→ **Stored records**

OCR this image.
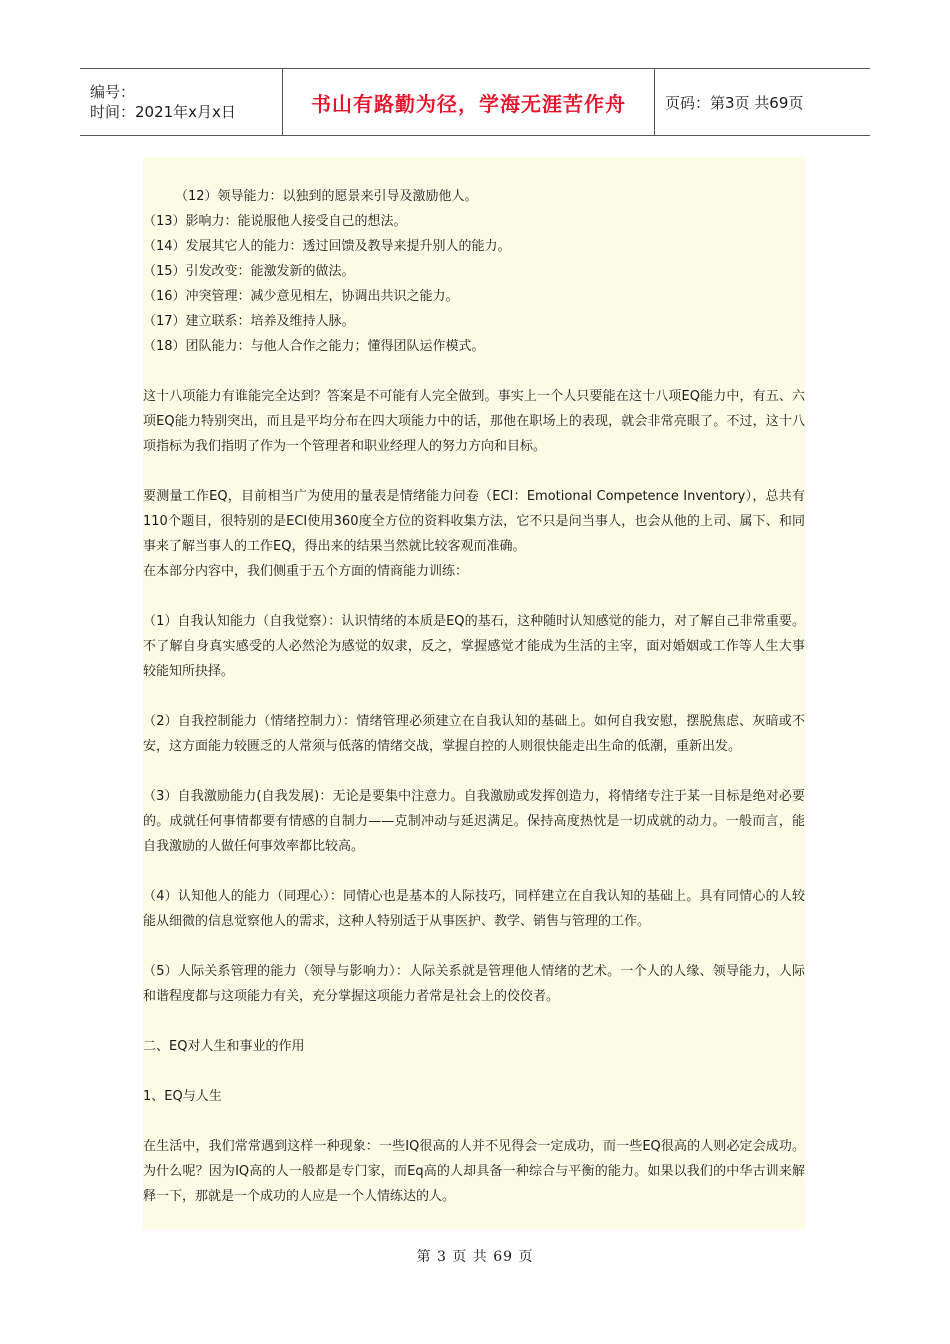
编号：
时间：2021年x月x日	书山有路勤为径，学海无涯苦作舟	页码：第3页 共69页

（12）领导能力：以独到的愿景来引导及激励他人。

（13）影响力：能说服他人接受自己的想法。

（14）发展其它人的能力：透过回馈及教导来提升别人的能力。

（15）引发改变：能激发新的做法。

（16）冲突管理：减少意见相左，协调出共识之能力。

（17）建立联系：培养及维持人脉。

（18）团队能力：与他人合作之能力；懂得团队运作模式。

这十八项能力有谁能完全达到？答案是不可能有人完全做到。事实上一个人只要能在这十八项EQ能力中，有五、六项EQ能力特别突出，而且是平均分布在四大项能力中的话，那他在职场上的表现，就会非常亮眼了。不过，这十八项指标为我们指明了作为一个管理者和职业经理人的努力方向和目标。

要测量工作EQ，目前相当广为使用的量表是情绪能力问卷（ECI：Emotional Competence Inventory），总共有110个题目，很特别的是ECI使用360度全方位的资料收集方法，它不只是问当事人，也会从他的上司、属下、和同事来了解当事人的工作EQ，得出来的结果当然就比较客观而准确。

在本部分内容中，我们侧重于五个方面的情商能力训练：

（1）自我认知能力（自我觉察）：认识情绪的本质是EQ的基石，这种随时认知感觉的能力，对了解自己非常重要。不了解自身真实感受的人必然沦为感觉的奴隶，反之，掌握感觉才能成为生活的主宰，面对婚姻或工作等人生大事较能知所抉择。

（2）自我控制能力（情绪控制力）：情绪管理必须建立在自我认知的基础上。如何自我安慰，摆脱焦虑、灰暗或不安，这方面能力较匮乏的人常须与低落的情绪交战，掌握自控的人则很快能走出生命的低潮，重新出发。

（3）自我激励能力(自我发展)：无论是要集中注意力。自我激励或发挥创造力，将情绪专注于某一目标是绝对必要的。成就任何事情都要有情感的自制力——克制冲动与延迟满足。保持高度热忱是一切成就的动力。一般而言，能自我激励的人做任何事效率都比较高。

（4）认知他人的能力（同理心）：同情心也是基本的人际技巧，同样建立在自我认知的基础上。具有同情心的人较能从细微的信息觉察他人的需求，这种人特别适于从事医护、教学、销售与管理的工作。

（5）人际关系管理的能力（领导与影响力）：人际关系就是管理他人情绪的艺术。一个人的人缘、领导能力，人际和谐程度都与这项能力有关，充分掌握这项能力者常是社会上的佼佼者。

二、EQ对人生和事业的作用

1、EQ与人生

在生活中，我们常常遇到这样一种现象：一些IQ很高的人并不见得会一定成功，而一些EQ很高的人则必定会成功。为什么呢？因为IQ高的人一般都是专门家，而Eq高的人却具备一种综合与平衡的能力。如果以我们的中华古训来解释一下，那就是一个成功的人应是一个人情练达的人。

第 3 页 共 69 页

→ **Exercise goal**
What is needed is an exact reproduction of the data, pictures excluded.

→ **Response to the exercise**
OCR this image.
编号：
时间：2021年x月x日	书山有路勤为径，学海无涯苦作舟	页码：第3页 共69页

（12）领导能力：以独到的愿景来引导及激励他人。

（13）影响力：能说服他人接受自己的想法。

（14）发展其它人的能力：透过回馈及教导来提升别人的能力。

（15）引发改变：能激发新的做法。

（16）冲突管理：减少意见相左，协调出共识之能力。

（17）建立联系：培养及维持人脉。

（18）团队能力：与他人合作之能力；懂得团队运作模式。

这十八项能力有谁能完全达到？答案是不可能有人完全做到。事实上一个人只要能在这十八项EQ能力中，有五、六项EQ能力特别突出，而且是平均分布在四大项能力中的话，那他在职场上的表现，就会非常亮眼了。不过，这十八项指标为我们指明了作为一个管理者和职业经理人的努力方向和目标。

要测量工作EQ，目前相当广为使用的量表是情绪能力问卷（ECI：Emotional Competence Inventory），总共有110个题目，很特别的是ECI使用360度全方位的资料收集方法，它不只是问当事人，也会从他的上司、属下、和同事来了解当事人的工作EQ，得出来的结果当然就比较客观而准确。

在本部分内容中，我们侧重于五个方面的情商能力训练：

（1）自我认知能力（自我觉察）：认识情绪的本质是EQ的基石，这种随时认知感觉的能力，对了解自己非常重要。不了解自身真实感受的人必然沦为感觉的奴隶，反之，掌握感觉才能成为生活的主宰，面对婚姻或工作等人生大事较能知所抉择。

（2）自我控制能力（情绪控制力）：情绪管理必须建立在自我认知的基础上。如何自我安慰，摆脱焦虑、灰暗或不安，这方面能力较匮乏的人常须与低落的情绪交战，掌握自控的人则很快能走出生命的低潮，重新出发。

（3）自我激励能力(自我发展)：无论是要集中注意力。自我激励或发挥创造力，将情绪专注于某一目标是绝对必要的。成就任何事情都要有情感的自制力——克制冲动与延迟满足。保持高度热忱是一切成就的动力。一般而言，能自我激励的人做任何事效率都比较高。

（4）认知他人的能力（同理心）：同情心也是基本的人际技巧，同样建立在自我认知的基础上。具有同情心的人较能从细微的信息觉察他人的需求，这种人特别适于从事医护、教学、销售与管理的工作。

（5）人际关系管理的能力（领导与影响力）：人际关系就是管理他人情绪的艺术。一个人的人缘、领导能力，人际和谐程度都与这项能力有关，充分掌握这项能力者常是社会上的佼佼者。

二、EQ对人生和事业的作用

1、EQ与人生

在生活中，我们常常遇到这样一种现象：一些IQ很高的人并不见得会一定成功，而一些EQ很高的人则必定会成功。为什么呢？因为IQ高的人一般都是专门家，而Eq高的人却具备一种综合与平衡的能力。如果以我们的中华古训来解释一下，那就是一个成功的人应是一个人情练达的人。

第 3 页 共 69 页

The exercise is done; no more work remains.